Search the material for the string "行政备案", then return every line where it is found.
======== DATA SECTION ========
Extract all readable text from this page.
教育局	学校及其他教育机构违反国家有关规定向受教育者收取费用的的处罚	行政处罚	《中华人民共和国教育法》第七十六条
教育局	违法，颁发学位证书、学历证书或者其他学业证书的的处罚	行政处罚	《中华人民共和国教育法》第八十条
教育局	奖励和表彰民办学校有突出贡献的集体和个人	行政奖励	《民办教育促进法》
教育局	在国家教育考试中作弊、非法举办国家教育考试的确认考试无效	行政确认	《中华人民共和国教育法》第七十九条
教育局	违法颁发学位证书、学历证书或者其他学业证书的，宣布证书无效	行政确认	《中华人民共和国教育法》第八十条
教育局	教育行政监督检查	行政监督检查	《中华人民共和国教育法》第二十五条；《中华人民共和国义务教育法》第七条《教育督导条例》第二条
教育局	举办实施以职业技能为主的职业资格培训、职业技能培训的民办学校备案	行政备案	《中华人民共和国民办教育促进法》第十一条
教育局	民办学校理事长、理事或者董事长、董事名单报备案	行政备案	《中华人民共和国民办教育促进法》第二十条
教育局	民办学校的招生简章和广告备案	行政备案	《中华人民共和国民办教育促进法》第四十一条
========
**EXPECTED ANSWER**
教育局	举办实施以职业技能为主的职业资格培训、职业技能培训的民办学校备案	行政备案	《中华人民共和国民办教育促进法》第十一条
教育局	民办学校理事长、理事或者董事长、董事名单报备案	行政备案	《中华人民共和国民办教育促进法》第二十条
教育局	民办学校的招生简章和广告备案	行政备案	《中华人民共和国民办教育促进法》第四十一条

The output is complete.